======== Data provided ========

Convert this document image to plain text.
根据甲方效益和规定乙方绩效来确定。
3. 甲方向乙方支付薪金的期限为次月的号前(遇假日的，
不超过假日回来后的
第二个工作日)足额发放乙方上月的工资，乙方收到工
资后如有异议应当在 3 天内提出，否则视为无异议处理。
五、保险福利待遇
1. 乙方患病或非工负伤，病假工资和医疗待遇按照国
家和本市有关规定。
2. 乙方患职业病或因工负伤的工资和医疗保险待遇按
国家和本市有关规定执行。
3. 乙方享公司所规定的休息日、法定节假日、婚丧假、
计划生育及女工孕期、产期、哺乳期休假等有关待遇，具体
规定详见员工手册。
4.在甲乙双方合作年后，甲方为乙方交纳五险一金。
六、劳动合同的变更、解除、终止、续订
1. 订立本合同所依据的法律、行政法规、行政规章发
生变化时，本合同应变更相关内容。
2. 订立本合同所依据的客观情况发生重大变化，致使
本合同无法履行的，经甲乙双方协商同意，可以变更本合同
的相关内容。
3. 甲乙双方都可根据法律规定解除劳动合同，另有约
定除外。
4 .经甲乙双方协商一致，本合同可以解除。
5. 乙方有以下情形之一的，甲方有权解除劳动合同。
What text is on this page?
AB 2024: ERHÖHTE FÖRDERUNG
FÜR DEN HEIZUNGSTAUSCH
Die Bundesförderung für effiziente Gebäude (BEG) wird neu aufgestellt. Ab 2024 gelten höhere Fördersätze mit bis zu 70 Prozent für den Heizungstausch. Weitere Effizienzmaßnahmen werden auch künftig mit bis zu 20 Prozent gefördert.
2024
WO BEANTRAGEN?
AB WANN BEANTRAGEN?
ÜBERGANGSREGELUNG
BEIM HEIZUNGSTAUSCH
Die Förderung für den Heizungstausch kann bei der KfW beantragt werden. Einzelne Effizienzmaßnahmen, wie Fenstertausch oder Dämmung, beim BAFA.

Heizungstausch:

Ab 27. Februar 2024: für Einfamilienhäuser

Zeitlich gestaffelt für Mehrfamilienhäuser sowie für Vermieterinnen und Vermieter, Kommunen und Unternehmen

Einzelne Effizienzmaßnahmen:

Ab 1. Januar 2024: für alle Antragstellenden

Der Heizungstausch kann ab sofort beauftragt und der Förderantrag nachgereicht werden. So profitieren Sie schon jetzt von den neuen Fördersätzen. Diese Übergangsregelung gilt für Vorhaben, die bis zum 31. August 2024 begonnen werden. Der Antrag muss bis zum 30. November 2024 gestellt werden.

========

**What you have to do**:
Tally the lines of the records holding the word "this", then give only the resulting number.

**Expected answer**:
2